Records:
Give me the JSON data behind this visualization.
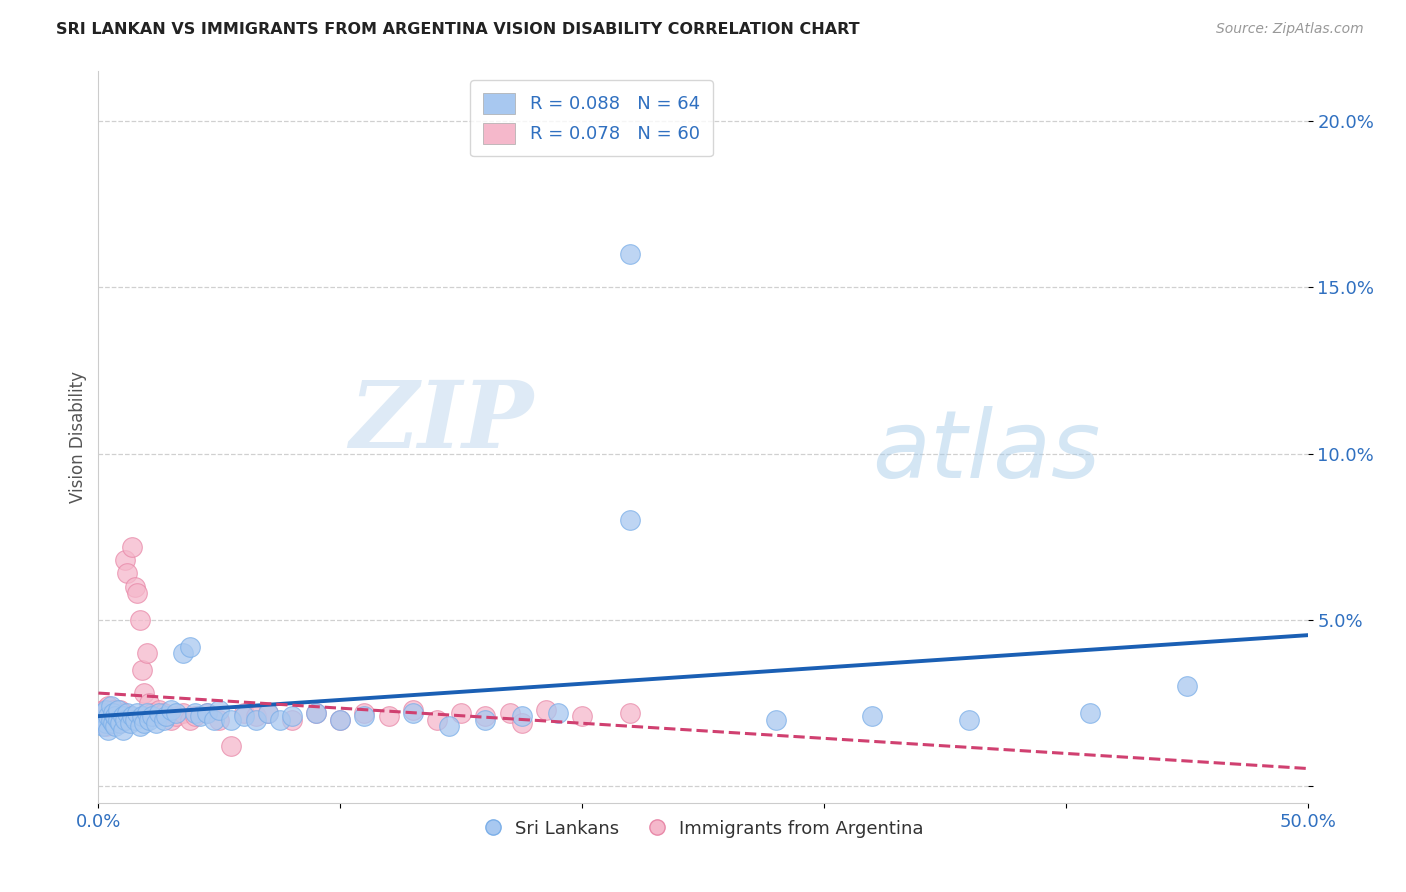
{
  "title": "SRI LANKAN VS IMMIGRANTS FROM ARGENTINA VISION DISABILITY CORRELATION CHART",
  "source": "Source: ZipAtlas.com",
  "ylabel": "Vision Disability",
  "xlim": [
    0.0,
    0.5
  ],
  "ylim": [
    -0.005,
    0.215
  ],
  "sri_lankans_color": "#a8c8f0",
  "sri_lankans_edge": "#7aaee8",
  "argentina_color": "#f5b8cb",
  "argentina_edge": "#e888a8",
  "sri_lankans_line_color": "#1a5fb4",
  "argentina_line_color": "#d04070",
  "legend_sri_R": "0.088",
  "legend_sri_N": "64",
  "legend_arg_R": "0.078",
  "legend_arg_N": "60",
  "watermark_zip": "ZIP",
  "watermark_atlas": "atlas",
  "tick_color": "#3070c0",
  "sri_lankans_x": [
    0.001,
    0.002,
    0.002,
    0.003,
    0.003,
    0.004,
    0.004,
    0.005,
    0.005,
    0.006,
    0.006,
    0.007,
    0.007,
    0.008,
    0.008,
    0.009,
    0.01,
    0.01,
    0.011,
    0.012,
    0.013,
    0.014,
    0.015,
    0.016,
    0.017,
    0.018,
    0.019,
    0.02,
    0.021,
    0.022,
    0.024,
    0.025,
    0.027,
    0.028,
    0.03,
    0.032,
    0.035,
    0.038,
    0.04,
    0.042,
    0.045,
    0.048,
    0.05,
    0.055,
    0.06,
    0.065,
    0.07,
    0.075,
    0.08,
    0.09,
    0.1,
    0.11,
    0.13,
    0.145,
    0.16,
    0.175,
    0.19,
    0.22,
    0.22,
    0.28,
    0.32,
    0.36,
    0.41,
    0.45
  ],
  "sri_lankans_y": [
    0.02,
    0.018,
    0.022,
    0.019,
    0.023,
    0.017,
    0.021,
    0.02,
    0.024,
    0.019,
    0.022,
    0.018,
    0.021,
    0.02,
    0.023,
    0.019,
    0.021,
    0.017,
    0.02,
    0.022,
    0.019,
    0.021,
    0.02,
    0.022,
    0.018,
    0.021,
    0.019,
    0.022,
    0.02,
    0.021,
    0.019,
    0.022,
    0.02,
    0.021,
    0.023,
    0.022,
    0.04,
    0.042,
    0.022,
    0.021,
    0.022,
    0.02,
    0.023,
    0.02,
    0.021,
    0.02,
    0.022,
    0.02,
    0.021,
    0.022,
    0.02,
    0.021,
    0.022,
    0.018,
    0.02,
    0.021,
    0.022,
    0.16,
    0.08,
    0.02,
    0.021,
    0.02,
    0.022,
    0.03
  ],
  "argentina_x": [
    0.001,
    0.001,
    0.002,
    0.002,
    0.003,
    0.003,
    0.004,
    0.004,
    0.005,
    0.005,
    0.006,
    0.006,
    0.007,
    0.007,
    0.008,
    0.008,
    0.009,
    0.009,
    0.01,
    0.01,
    0.011,
    0.012,
    0.013,
    0.014,
    0.015,
    0.016,
    0.017,
    0.018,
    0.019,
    0.02,
    0.021,
    0.022,
    0.024,
    0.025,
    0.027,
    0.03,
    0.032,
    0.035,
    0.038,
    0.04,
    0.045,
    0.05,
    0.055,
    0.06,
    0.065,
    0.07,
    0.08,
    0.09,
    0.1,
    0.11,
    0.12,
    0.13,
    0.14,
    0.15,
    0.16,
    0.17,
    0.175,
    0.185,
    0.2,
    0.22
  ],
  "argentina_y": [
    0.02,
    0.022,
    0.019,
    0.023,
    0.018,
    0.021,
    0.02,
    0.024,
    0.019,
    0.022,
    0.02,
    0.023,
    0.019,
    0.022,
    0.02,
    0.021,
    0.019,
    0.023,
    0.02,
    0.022,
    0.068,
    0.064,
    0.021,
    0.072,
    0.06,
    0.058,
    0.05,
    0.035,
    0.028,
    0.04,
    0.025,
    0.022,
    0.021,
    0.023,
    0.022,
    0.02,
    0.021,
    0.022,
    0.02,
    0.021,
    0.022,
    0.02,
    0.012,
    0.022,
    0.021,
    0.022,
    0.02,
    0.022,
    0.02,
    0.022,
    0.021,
    0.023,
    0.02,
    0.022,
    0.021,
    0.022,
    0.019,
    0.023,
    0.021,
    0.022
  ]
}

## Stated task
Output every entry exactly as given; pictures are not part of the copy.

## Solution below
Give me the JSON data behind this visualization.
{
  "title": "SRI LANKAN VS IMMIGRANTS FROM ARGENTINA VISION DISABILITY CORRELATION CHART",
  "source": "Source: ZipAtlas.com",
  "ylabel": "Vision Disability",
  "xlim": [
    0.0,
    0.5
  ],
  "ylim": [
    -0.005,
    0.215
  ],
  "sri_lankans_color": "#a8c8f0",
  "sri_lankans_edge": "#7aaee8",
  "argentina_color": "#f5b8cb",
  "argentina_edge": "#e888a8",
  "sri_lankans_line_color": "#1a5fb4",
  "argentina_line_color": "#d04070",
  "legend_sri_R": "0.088",
  "legend_sri_N": "64",
  "legend_arg_R": "0.078",
  "legend_arg_N": "60",
  "watermark_zip": "ZIP",
  "watermark_atlas": "atlas",
  "tick_color": "#3070c0",
  "sri_lankans_x": [
    0.001,
    0.002,
    0.002,
    0.003,
    0.003,
    0.004,
    0.004,
    0.005,
    0.005,
    0.006,
    0.006,
    0.007,
    0.007,
    0.008,
    0.008,
    0.009,
    0.01,
    0.01,
    0.011,
    0.012,
    0.013,
    0.014,
    0.015,
    0.016,
    0.017,
    0.018,
    0.019,
    0.02,
    0.021,
    0.022,
    0.024,
    0.025,
    0.027,
    0.028,
    0.03,
    0.032,
    0.035,
    0.038,
    0.04,
    0.042,
    0.045,
    0.048,
    0.05,
    0.055,
    0.06,
    0.065,
    0.07,
    0.075,
    0.08,
    0.09,
    0.1,
    0.11,
    0.13,
    0.145,
    0.16,
    0.175,
    0.19,
    0.22,
    0.22,
    0.28,
    0.32,
    0.36,
    0.41,
    0.45
  ],
  "sri_lankans_y": [
    0.02,
    0.018,
    0.022,
    0.019,
    0.023,
    0.017,
    0.021,
    0.02,
    0.024,
    0.019,
    0.022,
    0.018,
    0.021,
    0.02,
    0.023,
    0.019,
    0.021,
    0.017,
    0.02,
    0.022,
    0.019,
    0.021,
    0.02,
    0.022,
    0.018,
    0.021,
    0.019,
    0.022,
    0.02,
    0.021,
    0.019,
    0.022,
    0.02,
    0.021,
    0.023,
    0.022,
    0.04,
    0.042,
    0.022,
    0.021,
    0.022,
    0.02,
    0.023,
    0.02,
    0.021,
    0.02,
    0.022,
    0.02,
    0.021,
    0.022,
    0.02,
    0.021,
    0.022,
    0.018,
    0.02,
    0.021,
    0.022,
    0.16,
    0.08,
    0.02,
    0.021,
    0.02,
    0.022,
    0.03
  ],
  "argentina_x": [
    0.001,
    0.001,
    0.002,
    0.002,
    0.003,
    0.003,
    0.004,
    0.004,
    0.005,
    0.005,
    0.006,
    0.006,
    0.007,
    0.007,
    0.008,
    0.008,
    0.009,
    0.009,
    0.01,
    0.01,
    0.011,
    0.012,
    0.013,
    0.014,
    0.015,
    0.016,
    0.017,
    0.018,
    0.019,
    0.02,
    0.021,
    0.022,
    0.024,
    0.025,
    0.027,
    0.03,
    0.032,
    0.035,
    0.038,
    0.04,
    0.045,
    0.05,
    0.055,
    0.06,
    0.065,
    0.07,
    0.08,
    0.09,
    0.1,
    0.11,
    0.12,
    0.13,
    0.14,
    0.15,
    0.16,
    0.17,
    0.175,
    0.185,
    0.2,
    0.22
  ],
  "argentina_y": [
    0.02,
    0.022,
    0.019,
    0.023,
    0.018,
    0.021,
    0.02,
    0.024,
    0.019,
    0.022,
    0.02,
    0.023,
    0.019,
    0.022,
    0.02,
    0.021,
    0.019,
    0.023,
    0.02,
    0.022,
    0.068,
    0.064,
    0.021,
    0.072,
    0.06,
    0.058,
    0.05,
    0.035,
    0.028,
    0.04,
    0.025,
    0.022,
    0.021,
    0.023,
    0.022,
    0.02,
    0.021,
    0.022,
    0.02,
    0.021,
    0.022,
    0.02,
    0.012,
    0.022,
    0.021,
    0.022,
    0.02,
    0.022,
    0.02,
    0.022,
    0.021,
    0.023,
    0.02,
    0.022,
    0.021,
    0.022,
    0.019,
    0.023,
    0.021,
    0.022
  ]
}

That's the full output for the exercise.